───── Record excerpts ─────
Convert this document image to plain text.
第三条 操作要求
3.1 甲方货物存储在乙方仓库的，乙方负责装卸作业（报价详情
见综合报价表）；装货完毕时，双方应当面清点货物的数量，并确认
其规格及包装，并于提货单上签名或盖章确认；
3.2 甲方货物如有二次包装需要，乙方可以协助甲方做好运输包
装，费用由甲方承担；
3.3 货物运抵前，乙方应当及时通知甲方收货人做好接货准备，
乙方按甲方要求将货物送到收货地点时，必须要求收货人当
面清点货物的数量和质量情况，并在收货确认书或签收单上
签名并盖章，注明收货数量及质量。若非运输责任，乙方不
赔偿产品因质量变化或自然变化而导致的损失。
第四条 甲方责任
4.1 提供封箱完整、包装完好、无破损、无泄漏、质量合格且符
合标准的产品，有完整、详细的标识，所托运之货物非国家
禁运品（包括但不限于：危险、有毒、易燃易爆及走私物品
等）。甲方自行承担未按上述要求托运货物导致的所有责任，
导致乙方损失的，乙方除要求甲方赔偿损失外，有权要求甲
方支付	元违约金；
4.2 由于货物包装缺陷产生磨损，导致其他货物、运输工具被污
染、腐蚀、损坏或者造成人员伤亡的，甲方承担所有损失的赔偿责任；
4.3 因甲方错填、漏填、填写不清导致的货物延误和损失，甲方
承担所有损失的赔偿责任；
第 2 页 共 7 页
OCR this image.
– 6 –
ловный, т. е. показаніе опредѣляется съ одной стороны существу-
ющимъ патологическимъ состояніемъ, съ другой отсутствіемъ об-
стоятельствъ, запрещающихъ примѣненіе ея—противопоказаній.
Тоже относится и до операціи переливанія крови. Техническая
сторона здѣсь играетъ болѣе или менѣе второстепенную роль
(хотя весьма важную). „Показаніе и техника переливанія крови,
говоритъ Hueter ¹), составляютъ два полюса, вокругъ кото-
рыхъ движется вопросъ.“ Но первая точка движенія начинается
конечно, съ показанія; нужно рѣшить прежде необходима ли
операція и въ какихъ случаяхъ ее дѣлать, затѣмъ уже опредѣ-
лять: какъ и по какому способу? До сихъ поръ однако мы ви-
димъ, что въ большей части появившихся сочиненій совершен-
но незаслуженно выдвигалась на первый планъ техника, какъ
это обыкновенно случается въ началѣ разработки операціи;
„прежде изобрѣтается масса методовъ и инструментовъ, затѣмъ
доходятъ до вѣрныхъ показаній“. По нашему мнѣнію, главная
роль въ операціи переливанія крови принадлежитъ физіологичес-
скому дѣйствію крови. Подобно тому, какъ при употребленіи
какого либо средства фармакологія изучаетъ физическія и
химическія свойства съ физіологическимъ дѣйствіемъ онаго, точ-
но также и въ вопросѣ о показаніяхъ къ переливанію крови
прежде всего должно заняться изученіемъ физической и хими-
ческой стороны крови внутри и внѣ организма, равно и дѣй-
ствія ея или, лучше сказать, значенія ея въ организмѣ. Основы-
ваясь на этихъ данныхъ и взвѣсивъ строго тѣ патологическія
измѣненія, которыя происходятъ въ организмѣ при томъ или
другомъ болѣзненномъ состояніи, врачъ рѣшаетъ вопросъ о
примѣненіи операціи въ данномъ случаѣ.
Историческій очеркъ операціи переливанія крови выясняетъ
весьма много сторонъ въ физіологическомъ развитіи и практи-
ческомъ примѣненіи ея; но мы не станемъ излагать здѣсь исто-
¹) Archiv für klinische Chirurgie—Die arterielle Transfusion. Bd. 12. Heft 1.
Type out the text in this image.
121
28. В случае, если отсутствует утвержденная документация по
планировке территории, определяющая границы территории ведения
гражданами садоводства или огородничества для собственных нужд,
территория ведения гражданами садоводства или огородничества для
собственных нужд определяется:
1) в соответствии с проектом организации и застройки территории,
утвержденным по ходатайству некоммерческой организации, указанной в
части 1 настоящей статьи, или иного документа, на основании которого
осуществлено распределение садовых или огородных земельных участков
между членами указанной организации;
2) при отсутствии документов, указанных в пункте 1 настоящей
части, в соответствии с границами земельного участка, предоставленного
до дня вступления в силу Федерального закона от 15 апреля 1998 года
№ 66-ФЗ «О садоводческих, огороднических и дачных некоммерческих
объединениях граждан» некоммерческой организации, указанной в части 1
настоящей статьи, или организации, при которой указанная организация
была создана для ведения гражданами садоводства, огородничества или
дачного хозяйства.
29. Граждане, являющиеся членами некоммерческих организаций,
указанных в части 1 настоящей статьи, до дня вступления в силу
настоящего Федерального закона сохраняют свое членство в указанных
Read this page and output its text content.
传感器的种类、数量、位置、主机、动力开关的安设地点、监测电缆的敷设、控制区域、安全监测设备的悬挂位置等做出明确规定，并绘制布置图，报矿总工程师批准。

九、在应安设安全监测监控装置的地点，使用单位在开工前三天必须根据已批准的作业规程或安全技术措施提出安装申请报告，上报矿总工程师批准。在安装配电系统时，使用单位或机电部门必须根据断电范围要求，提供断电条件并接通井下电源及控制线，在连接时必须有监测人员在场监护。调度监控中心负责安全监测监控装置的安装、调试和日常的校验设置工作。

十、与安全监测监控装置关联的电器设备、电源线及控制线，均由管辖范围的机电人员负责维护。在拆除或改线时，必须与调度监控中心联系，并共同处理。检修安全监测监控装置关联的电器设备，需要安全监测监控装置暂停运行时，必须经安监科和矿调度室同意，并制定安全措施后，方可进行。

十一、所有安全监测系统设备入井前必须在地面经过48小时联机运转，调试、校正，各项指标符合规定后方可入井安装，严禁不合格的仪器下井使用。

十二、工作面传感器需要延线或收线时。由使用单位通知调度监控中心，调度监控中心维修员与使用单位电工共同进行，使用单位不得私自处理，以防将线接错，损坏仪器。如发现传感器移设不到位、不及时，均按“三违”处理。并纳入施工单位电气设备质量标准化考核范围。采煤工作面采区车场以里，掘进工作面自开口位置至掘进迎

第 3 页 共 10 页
─────
→ **Exercise objective**:
Search the lines for the string "закона" and copy every line that has it.

→ **Correct answer**:
до дня вступления в силу Федерального закона от 15 апреля 1998 года
настоящего Федерального закона сохраняют свое членство в указанных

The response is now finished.